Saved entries
## start

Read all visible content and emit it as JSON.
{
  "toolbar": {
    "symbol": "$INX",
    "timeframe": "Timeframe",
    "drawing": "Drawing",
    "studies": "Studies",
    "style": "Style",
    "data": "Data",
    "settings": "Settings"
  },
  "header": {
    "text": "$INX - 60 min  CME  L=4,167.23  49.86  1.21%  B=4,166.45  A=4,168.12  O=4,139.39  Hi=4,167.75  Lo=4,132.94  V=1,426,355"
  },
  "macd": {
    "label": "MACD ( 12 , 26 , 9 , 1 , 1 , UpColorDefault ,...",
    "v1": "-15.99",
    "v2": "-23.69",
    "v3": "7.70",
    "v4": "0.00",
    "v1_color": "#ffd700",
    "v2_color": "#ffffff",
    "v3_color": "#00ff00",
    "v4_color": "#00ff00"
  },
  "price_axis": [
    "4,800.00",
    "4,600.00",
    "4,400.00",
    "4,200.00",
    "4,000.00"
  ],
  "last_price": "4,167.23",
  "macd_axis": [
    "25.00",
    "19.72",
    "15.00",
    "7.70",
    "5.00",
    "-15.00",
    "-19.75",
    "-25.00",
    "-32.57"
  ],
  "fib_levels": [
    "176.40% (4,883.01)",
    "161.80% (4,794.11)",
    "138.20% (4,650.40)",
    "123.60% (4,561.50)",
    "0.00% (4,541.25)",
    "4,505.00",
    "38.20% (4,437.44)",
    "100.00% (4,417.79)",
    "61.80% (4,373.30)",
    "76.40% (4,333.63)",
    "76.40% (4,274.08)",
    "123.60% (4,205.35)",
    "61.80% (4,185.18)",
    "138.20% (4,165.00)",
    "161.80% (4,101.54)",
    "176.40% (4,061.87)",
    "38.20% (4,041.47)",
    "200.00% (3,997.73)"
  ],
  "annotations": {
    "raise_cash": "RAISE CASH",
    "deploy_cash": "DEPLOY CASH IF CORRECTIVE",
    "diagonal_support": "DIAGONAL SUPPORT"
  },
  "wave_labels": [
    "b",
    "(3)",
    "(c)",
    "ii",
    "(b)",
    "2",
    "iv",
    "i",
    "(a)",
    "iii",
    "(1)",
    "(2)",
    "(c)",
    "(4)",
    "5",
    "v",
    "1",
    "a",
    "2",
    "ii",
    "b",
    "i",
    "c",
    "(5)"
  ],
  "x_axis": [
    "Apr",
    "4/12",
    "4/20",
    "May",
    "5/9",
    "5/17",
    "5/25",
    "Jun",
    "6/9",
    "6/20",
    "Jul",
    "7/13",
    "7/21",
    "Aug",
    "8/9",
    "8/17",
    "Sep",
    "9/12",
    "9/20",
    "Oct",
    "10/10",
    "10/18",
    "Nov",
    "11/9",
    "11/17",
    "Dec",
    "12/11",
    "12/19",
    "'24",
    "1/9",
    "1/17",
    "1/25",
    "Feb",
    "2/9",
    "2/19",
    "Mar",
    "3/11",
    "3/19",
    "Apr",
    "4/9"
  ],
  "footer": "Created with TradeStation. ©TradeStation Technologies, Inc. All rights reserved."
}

## end

Return each line of the data exactly as written above.

Read all visible content and emit it as JSON.
{
  "toolbar": {
    "symbol": "$INX",
    "timeframe": "Timeframe",
    "drawing": "Drawing",
    "studies": "Studies",
    "style": "Style",
    "data": "Data",
    "settings": "Settings"
  },
  "header": {
    "text": "$INX - 60 min  CME  L=4,167.23  49.86  1.21%  B=4,166.45  A=4,168.12  O=4,139.39  Hi=4,167.75  Lo=4,132.94  V=1,426,355"
  },
  "macd": {
    "label": "MACD ( 12 , 26 , 9 , 1 , 1 , UpColorDefault ,...",
    "v1": "-15.99",
    "v2": "-23.69",
    "v3": "7.70",
    "v4": "0.00",
    "v1_color": "#ffd700",
    "v2_color": "#ffffff",
    "v3_color": "#00ff00",
    "v4_color": "#00ff00"
  },
  "price_axis": [
    "4,800.00",
    "4,600.00",
    "4,400.00",
    "4,200.00",
    "4,000.00"
  ],
  "last_price": "4,167.23",
  "macd_axis": [
    "25.00",
    "19.72",
    "15.00",
    "7.70",
    "5.00",
    "-15.00",
    "-19.75",
    "-25.00",
    "-32.57"
  ],
  "fib_levels": [
    "176.40% (4,883.01)",
    "161.80% (4,794.11)",
    "138.20% (4,650.40)",
    "123.60% (4,561.50)",
    "0.00% (4,541.25)",
    "4,505.00",
    "38.20% (4,437.44)",
    "100.00% (4,417.79)",
    "61.80% (4,373.30)",
    "76.40% (4,333.63)",
    "76.40% (4,274.08)",
    "123.60% (4,205.35)",
    "61.80% (4,185.18)",
    "138.20% (4,165.00)",
    "161.80% (4,101.54)",
    "176.40% (4,061.87)",
    "38.20% (4,041.47)",
    "200.00% (3,997.73)"
  ],
  "annotations": {
    "raise_cash": "RAISE CASH",
    "deploy_cash": "DEPLOY CASH IF CORRECTIVE",
    "diagonal_support": "DIAGONAL SUPPORT"
  },
  "wave_labels": [
    "b",
    "(3)",
    "(c)",
    "ii",
    "(b)",
    "2",
    "iv",
    "i",
    "(a)",
    "iii",
    "(1)",
    "(2)",
    "(c)",
    "(4)",
    "5",
    "v",
    "1",
    "a",
    "2",
    "ii",
    "b",
    "i",
    "c",
    "(5)"
  ],
  "x_axis": [
    "Apr",
    "4/12",
    "4/20",
    "May",
    "5/9",
    "5/17",
    "5/25",
    "Jun",
    "6/9",
    "6/20",
    "Jul",
    "7/13",
    "7/21",
    "Aug",
    "8/9",
    "8/17",
    "Sep",
    "9/12",
    "9/20",
    "Oct",
    "10/10",
    "10/18",
    "Nov",
    "11/9",
    "11/17",
    "Dec",
    "12/11",
    "12/19",
    "'24",
    "1/9",
    "1/17",
    "1/25",
    "Feb",
    "2/9",
    "2/19",
    "Mar",
    "3/11",
    "3/19",
    "Apr",
    "4/9"
  ],
  "footer": "Created with TradeStation. ©TradeStation Technologies, Inc. All rights reserved."
}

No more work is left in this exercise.